Records about charts and figures
=-=-=

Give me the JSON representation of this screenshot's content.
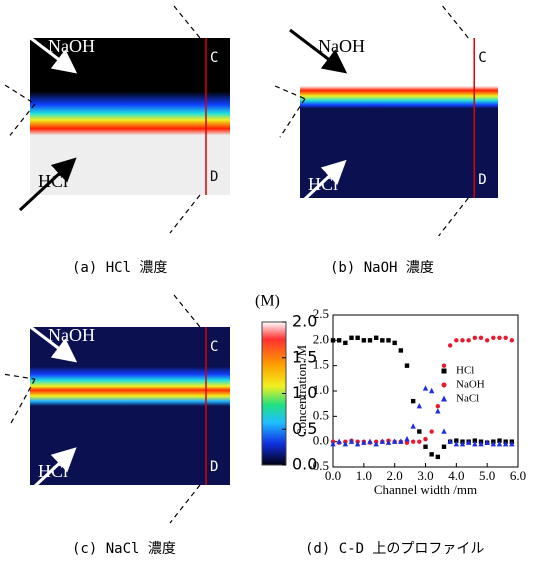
{
  "panels": [
    {
      "caption": "(a) HCl 濃度",
      "labels": [
        "NaOH",
        "HCl",
        "C",
        "D"
      ]
    },
    {
      "caption": "(b) NaOH 濃度",
      "labels": [
        "NaOH",
        "HCl",
        "C",
        "D"
      ]
    },
    {
      "caption": "(c) NaCl 濃度",
      "labels": [
        "NaOH",
        "HCl",
        "C",
        "D"
      ]
    }
  ],
  "colorbar": {
    "unit": "(M)",
    "lim": [
      0,
      2
    ],
    "ticks": [
      {
        "value": 0,
        "label": "0.0"
      },
      {
        "value": 0.5,
        "label": "0.5"
      },
      {
        "value": 1,
        "label": "1.0"
      },
      {
        "value": 1.5,
        "label": "1.5"
      },
      {
        "value": 2,
        "label": "2.0"
      }
    ]
  },
  "chart_data": {
    "type": "scatter",
    "caption": "(d) C-D 上のプロファイル",
    "x_label": "Channel width /mm",
    "y_label": "Concentration /M",
    "x": [
      0.0,
      0.2,
      0.4,
      0.6,
      0.8,
      1.0,
      1.2,
      1.4,
      1.6,
      1.8,
      2.0,
      2.2,
      2.4,
      2.6,
      2.8,
      3.0,
      3.2,
      3.4,
      3.6,
      3.8,
      4.0,
      4.2,
      4.4,
      4.6,
      4.8,
      5.0,
      5.2,
      5.4,
      5.6,
      5.8
    ],
    "series": [
      {
        "name": "HCl",
        "color": "#000000",
        "marker": "square",
        "values": [
          2.0,
          2.0,
          1.95,
          2.05,
          2.05,
          2.0,
          2.0,
          2.05,
          2.0,
          2.0,
          1.95,
          1.8,
          1.5,
          0.8,
          0.2,
          -0.1,
          -0.25,
          -0.3,
          -0.1,
          0.0,
          0.02,
          0.0,
          0.0,
          0.02,
          0.0,
          -0.02,
          0.0,
          0.02,
          0.0,
          0.0
        ]
      },
      {
        "name": "NaOH",
        "color": "#e8192c",
        "marker": "circle",
        "values": [
          0.0,
          -0.02,
          0.0,
          0.02,
          0.0,
          0.0,
          -0.02,
          0.0,
          0.0,
          0.02,
          0.0,
          0.0,
          -0.02,
          0.0,
          0.0,
          0.05,
          0.2,
          0.7,
          1.5,
          1.9,
          2.0,
          2.0,
          2.0,
          2.05,
          2.05,
          2.0,
          2.05,
          2.05,
          2.05,
          2.0
        ]
      },
      {
        "name": "NaCl",
        "color": "#1f2fe0",
        "marker": "triangle",
        "values": [
          -0.05,
          0.0,
          -0.05,
          0.0,
          -0.05,
          -0.02,
          0.0,
          -0.05,
          0.0,
          -0.02,
          0.0,
          0.0,
          0.05,
          0.3,
          0.7,
          1.05,
          1.0,
          0.6,
          0.2,
          0.0,
          -0.05,
          -0.05,
          -0.02,
          -0.05,
          -0.05,
          -0.02,
          -0.05,
          -0.05,
          -0.05,
          -0.05
        ]
      }
    ],
    "xlim": [
      0,
      6
    ],
    "xticks": [
      {
        "value": 0,
        "label": "0.0"
      },
      {
        "value": 1,
        "label": "1.0"
      },
      {
        "value": 2,
        "label": "2.0"
      },
      {
        "value": 3,
        "label": "3.0"
      },
      {
        "value": 4,
        "label": "4.0"
      },
      {
        "value": 5,
        "label": "5.0"
      },
      {
        "value": 6,
        "label": "6.0"
      }
    ],
    "ylim": [
      -0.5,
      2.5
    ],
    "yticks": [
      {
        "value": -0.5,
        "label": "-0.5"
      },
      {
        "value": 0,
        "label": "0.0"
      },
      {
        "value": 0.5,
        "label": "0.5"
      },
      {
        "value": 1,
        "label": "1.0"
      },
      {
        "value": 1.5,
        "label": "1.5"
      },
      {
        "value": 2,
        "label": "2.0"
      },
      {
        "value": 2.5,
        "label": "2.5"
      }
    ],
    "legend": "center-right"
  }
}
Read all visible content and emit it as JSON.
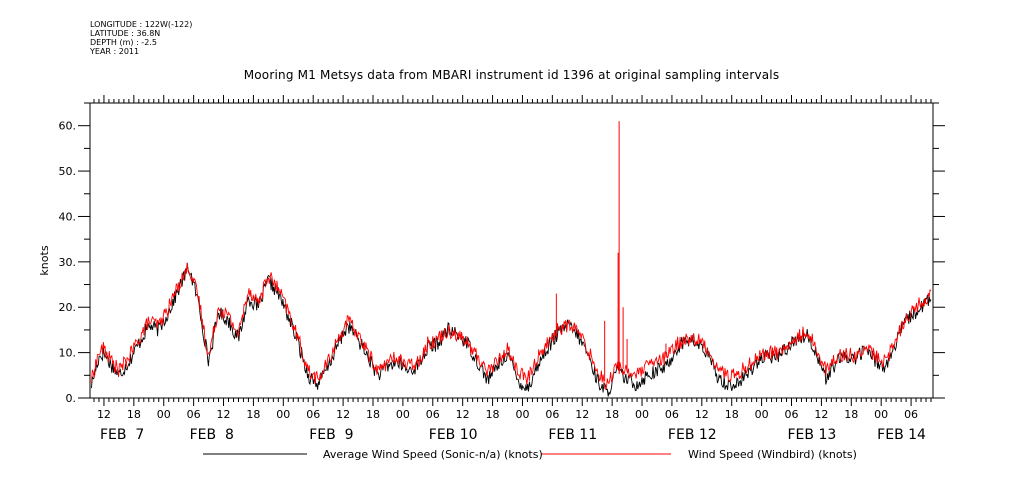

=-=-=

» **EXERCISE**: Leave images out of the retyped records; keep all else exact.

» **SOLVED PROBLEM**:
Give me the JSON representation of this screenshot's content.
{
  "panels": [
    {
      "caption": "(a) HCl 濃度",
      "labels": [
        "NaOH",
        "HCl",
        "C",
        "D"
      ]
    },
    {
      "caption": "(b) NaOH 濃度",
      "labels": [
        "NaOH",
        "HCl",
        "C",
        "D"
      ]
    },
    {
      "caption": "(c) NaCl 濃度",
      "labels": [
        "NaOH",
        "HCl",
        "C",
        "D"
      ]
    }
  ],
  "colorbar": {
    "unit": "(M)",
    "lim": [
      0,
      2
    ],
    "ticks": [
      {
        "value": 0,
        "label": "0.0"
      },
      {
        "value": 0.5,
        "label": "0.5"
      },
      {
        "value": 1,
        "label": "1.0"
      },
      {
        "value": 1.5,
        "label": "1.5"
      },
      {
        "value": 2,
        "label": "2.0"
      }
    ]
  },
  "chart_data": {
    "type": "scatter",
    "caption": "(d) C-D 上のプロファイル",
    "x_label": "Channel width /mm",
    "y_label": "Concentration /M",
    "x": [
      0.0,
      0.2,
      0.4,
      0.6,
      0.8,
      1.0,
      1.2,
      1.4,
      1.6,
      1.8,
      2.0,
      2.2,
      2.4,
      2.6,
      2.8,
      3.0,
      3.2,
      3.4,
      3.6,
      3.8,
      4.0,
      4.2,
      4.4,
      4.6,
      4.8,
      5.0,
      5.2,
      5.4,
      5.6,
      5.8
    ],
    "series": [
      {
        "name": "HCl",
        "color": "#000000",
        "marker": "square",
        "values": [
          2.0,
          2.0,
          1.95,
          2.05,
          2.05,
          2.0,
          2.0,
          2.05,
          2.0,
          2.0,
          1.95,
          1.8,
          1.5,
          0.8,
          0.2,
          -0.1,
          -0.25,
          -0.3,
          -0.1,
          0.0,
          0.02,
          0.0,
          0.0,
          0.02,
          0.0,
          -0.02,
          0.0,
          0.02,
          0.0,
          0.0
        ]
      },
      {
        "name": "NaOH",
        "color": "#e8192c",
        "marker": "circle",
        "values": [
          0.0,
          -0.02,
          0.0,
          0.02,
          0.0,
          0.0,
          -0.02,
          0.0,
          0.0,
          0.02,
          0.0,
          0.0,
          -0.02,
          0.0,
          0.0,
          0.05,
          0.2,
          0.7,
          1.5,
          1.9,
          2.0,
          2.0,
          2.0,
          2.05,
          2.05,
          2.0,
          2.05,
          2.05,
          2.05,
          2.0
        ]
      },
      {
        "name": "NaCl",
        "color": "#1f2fe0",
        "marker": "triangle",
        "values": [
          -0.05,
          0.0,
          -0.05,
          0.0,
          -0.05,
          -0.02,
          0.0,
          -0.05,
          0.0,
          -0.02,
          0.0,
          0.0,
          0.05,
          0.3,
          0.7,
          1.05,
          1.0,
          0.6,
          0.2,
          0.0,
          -0.05,
          -0.05,
          -0.02,
          -0.05,
          -0.05,
          -0.02,
          -0.05,
          -0.05,
          -0.05,
          -0.05
        ]
      }
    ],
    "xlim": [
      0,
      6
    ],
    "xticks": [
      {
        "value": 0,
        "label": "0.0"
      },
      {
        "value": 1,
        "label": "1.0"
      },
      {
        "value": 2,
        "label": "2.0"
      },
      {
        "value": 3,
        "label": "3.0"
      },
      {
        "value": 4,
        "label": "4.0"
      },
      {
        "value": 5,
        "label": "5.0"
      },
      {
        "value": 6,
        "label": "6.0"
      }
    ],
    "ylim": [
      -0.5,
      2.5
    ],
    "yticks": [
      {
        "value": -0.5,
        "label": "-0.5"
      },
      {
        "value": 0,
        "label": "0.0"
      },
      {
        "value": 0.5,
        "label": "0.5"
      },
      {
        "value": 1,
        "label": "1.0"
      },
      {
        "value": 1.5,
        "label": "1.5"
      },
      {
        "value": 2,
        "label": "2.0"
      },
      {
        "value": 2.5,
        "label": "2.5"
      }
    ],
    "legend": "center-right"
  }
}
Read all visible content and emit it as JSON.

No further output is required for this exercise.